§ RECORDS FOR THE TASK:
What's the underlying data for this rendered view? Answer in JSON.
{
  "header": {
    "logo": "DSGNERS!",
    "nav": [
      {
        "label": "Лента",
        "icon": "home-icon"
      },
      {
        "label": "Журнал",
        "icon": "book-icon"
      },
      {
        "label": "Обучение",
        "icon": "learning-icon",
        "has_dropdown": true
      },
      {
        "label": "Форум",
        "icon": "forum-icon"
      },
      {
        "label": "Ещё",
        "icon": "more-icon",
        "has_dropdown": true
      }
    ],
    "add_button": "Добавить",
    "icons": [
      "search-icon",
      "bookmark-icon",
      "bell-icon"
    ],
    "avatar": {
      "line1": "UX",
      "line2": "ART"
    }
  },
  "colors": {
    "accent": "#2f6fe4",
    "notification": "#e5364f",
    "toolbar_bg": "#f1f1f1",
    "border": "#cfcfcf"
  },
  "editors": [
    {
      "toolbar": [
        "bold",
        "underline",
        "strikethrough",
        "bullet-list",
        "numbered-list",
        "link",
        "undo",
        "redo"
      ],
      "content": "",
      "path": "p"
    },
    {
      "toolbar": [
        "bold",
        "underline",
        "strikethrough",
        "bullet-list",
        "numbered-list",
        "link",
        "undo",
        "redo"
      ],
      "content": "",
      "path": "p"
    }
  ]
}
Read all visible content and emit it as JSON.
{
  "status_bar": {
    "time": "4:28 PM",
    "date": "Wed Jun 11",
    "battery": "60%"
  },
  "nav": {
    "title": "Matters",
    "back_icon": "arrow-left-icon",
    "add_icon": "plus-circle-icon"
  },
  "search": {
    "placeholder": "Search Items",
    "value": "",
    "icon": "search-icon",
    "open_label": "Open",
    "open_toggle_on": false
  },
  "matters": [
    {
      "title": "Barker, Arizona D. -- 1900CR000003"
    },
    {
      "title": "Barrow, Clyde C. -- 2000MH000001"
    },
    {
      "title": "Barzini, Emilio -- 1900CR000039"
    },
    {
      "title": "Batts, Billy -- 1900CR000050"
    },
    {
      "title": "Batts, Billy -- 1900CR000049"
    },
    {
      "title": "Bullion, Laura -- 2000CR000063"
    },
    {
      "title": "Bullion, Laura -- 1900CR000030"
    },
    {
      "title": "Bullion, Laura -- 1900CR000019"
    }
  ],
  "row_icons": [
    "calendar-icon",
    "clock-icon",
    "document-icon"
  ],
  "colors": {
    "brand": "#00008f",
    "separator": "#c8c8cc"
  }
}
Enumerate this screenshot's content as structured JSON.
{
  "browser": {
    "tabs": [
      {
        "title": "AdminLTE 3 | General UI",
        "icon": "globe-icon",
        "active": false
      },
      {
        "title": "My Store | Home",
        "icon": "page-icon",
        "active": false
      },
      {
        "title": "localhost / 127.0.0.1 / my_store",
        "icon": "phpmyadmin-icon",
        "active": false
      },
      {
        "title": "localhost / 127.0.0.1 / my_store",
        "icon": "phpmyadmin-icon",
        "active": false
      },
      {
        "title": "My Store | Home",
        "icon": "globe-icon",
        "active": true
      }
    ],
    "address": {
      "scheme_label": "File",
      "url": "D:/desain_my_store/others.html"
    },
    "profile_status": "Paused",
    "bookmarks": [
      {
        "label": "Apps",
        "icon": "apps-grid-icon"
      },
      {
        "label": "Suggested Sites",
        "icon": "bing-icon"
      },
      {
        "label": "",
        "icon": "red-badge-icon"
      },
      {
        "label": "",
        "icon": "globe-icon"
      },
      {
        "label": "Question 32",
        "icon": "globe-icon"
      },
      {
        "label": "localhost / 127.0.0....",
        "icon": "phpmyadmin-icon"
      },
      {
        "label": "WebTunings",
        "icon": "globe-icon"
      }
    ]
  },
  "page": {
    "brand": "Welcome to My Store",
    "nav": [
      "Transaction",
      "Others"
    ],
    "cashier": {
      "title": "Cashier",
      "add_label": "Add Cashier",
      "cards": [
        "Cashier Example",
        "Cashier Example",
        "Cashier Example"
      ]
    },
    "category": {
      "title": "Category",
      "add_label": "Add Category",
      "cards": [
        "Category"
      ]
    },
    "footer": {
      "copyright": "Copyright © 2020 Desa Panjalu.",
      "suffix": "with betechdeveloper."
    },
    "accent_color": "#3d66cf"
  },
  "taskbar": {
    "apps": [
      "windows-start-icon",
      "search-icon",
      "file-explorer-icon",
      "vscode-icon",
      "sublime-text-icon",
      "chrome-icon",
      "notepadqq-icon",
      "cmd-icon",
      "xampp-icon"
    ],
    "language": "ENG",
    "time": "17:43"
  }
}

§ EXERCISE: Copy out the whole listing exactly as written.

§ EXPECTED OUTPUT:
What's the underlying data for this rendered view? Answer in JSON.
{
  "header": {
    "logo": "DSGNERS!",
    "nav": [
      {
        "label": "Лента",
        "icon": "home-icon"
      },
      {
        "label": "Журнал",
        "icon": "book-icon"
      },
      {
        "label": "Обучение",
        "icon": "learning-icon",
        "has_dropdown": true
      },
      {
        "label": "Форум",
        "icon": "forum-icon"
      },
      {
        "label": "Ещё",
        "icon": "more-icon",
        "has_dropdown": true
      }
    ],
    "add_button": "Добавить",
    "icons": [
      "search-icon",
      "bookmark-icon",
      "bell-icon"
    ],
    "avatar": {
      "line1": "UX",
      "line2": "ART"
    }
  },
  "colors": {
    "accent": "#2f6fe4",
    "notification": "#e5364f",
    "toolbar_bg": "#f1f1f1",
    "border": "#cfcfcf"
  },
  "editors": [
    {
      "toolbar": [
        "bold",
        "underline",
        "strikethrough",
        "bullet-list",
        "numbered-list",
        "link",
        "undo",
        "redo"
      ],
      "content": "",
      "path": "p"
    },
    {
      "toolbar": [
        "bold",
        "underline",
        "strikethrough",
        "bullet-list",
        "numbered-list",
        "link",
        "undo",
        "redo"
      ],
      "content": "",
      "path": "p"
    }
  ]
}
Read all visible content and emit it as JSON.
{
  "status_bar": {
    "time": "4:28 PM",
    "date": "Wed Jun 11",
    "battery": "60%"
  },
  "nav": {
    "title": "Matters",
    "back_icon": "arrow-left-icon",
    "add_icon": "plus-circle-icon"
  },
  "search": {
    "placeholder": "Search Items",
    "value": "",
    "icon": "search-icon",
    "open_label": "Open",
    "open_toggle_on": false
  },
  "matters": [
    {
      "title": "Barker, Arizona D. -- 1900CR000003"
    },
    {
      "title": "Barrow, Clyde C. -- 2000MH000001"
    },
    {
      "title": "Barzini, Emilio -- 1900CR000039"
    },
    {
      "title": "Batts, Billy -- 1900CR000050"
    },
    {
      "title": "Batts, Billy -- 1900CR000049"
    },
    {
      "title": "Bullion, Laura -- 2000CR000063"
    },
    {
      "title": "Bullion, Laura -- 1900CR000030"
    },
    {
      "title": "Bullion, Laura -- 1900CR000019"
    }
  ],
  "row_icons": [
    "calendar-icon",
    "clock-icon",
    "document-icon"
  ],
  "colors": {
    "brand": "#00008f",
    "separator": "#c8c8cc"
  }
}
Enumerate this screenshot's content as structured JSON.
{
  "browser": {
    "tabs": [
      {
        "title": "AdminLTE 3 | General UI",
        "icon": "globe-icon",
        "active": false
      },
      {
        "title": "My Store | Home",
        "icon": "page-icon",
        "active": false
      },
      {
        "title": "localhost / 127.0.0.1 / my_store",
        "icon": "phpmyadmin-icon",
        "active": false
      },
      {
        "title": "localhost / 127.0.0.1 / my_store",
        "icon": "phpmyadmin-icon",
        "active": false
      },
      {
        "title": "My Store | Home",
        "icon": "globe-icon",
        "active": true
      }
    ],
    "address": {
      "scheme_label": "File",
      "url": "D:/desain_my_store/others.html"
    },
    "profile_status": "Paused",
    "bookmarks": [
      {
        "label": "Apps",
        "icon": "apps-grid-icon"
      },
      {
        "label": "Suggested Sites",
        "icon": "bing-icon"
      },
      {
        "label": "",
        "icon": "red-badge-icon"
      },
      {
        "label": "",
        "icon": "globe-icon"
      },
      {
        "label": "Question 32",
        "icon": "globe-icon"
      },
      {
        "label": "localhost / 127.0.0....",
        "icon": "phpmyadmin-icon"
      },
      {
        "label": "WebTunings",
        "icon": "globe-icon"
      }
    ]
  },
  "page": {
    "brand": "Welcome to My Store",
    "nav": [
      "Transaction",
      "Others"
    ],
    "cashier": {
      "title": "Cashier",
      "add_label": "Add Cashier",
      "cards": [
        "Cashier Example",
        "Cashier Example",
        "Cashier Example"
      ]
    },
    "category": {
      "title": "Category",
      "add_label": "Add Category",
      "cards": [
        "Category"
      ]
    },
    "footer": {
      "copyright": "Copyright © 2020 Desa Panjalu.",
      "suffix": "with betechdeveloper."
    },
    "accent_color": "#3d66cf"
  },
  "taskbar": {
    "apps": [
      "windows-start-icon",
      "search-icon",
      "file-explorer-icon",
      "vscode-icon",
      "sublime-text-icon",
      "chrome-icon",
      "notepadqq-icon",
      "cmd-icon",
      "xampp-icon"
    ],
    "language": "ENG",
    "time": "17:43"
  }
}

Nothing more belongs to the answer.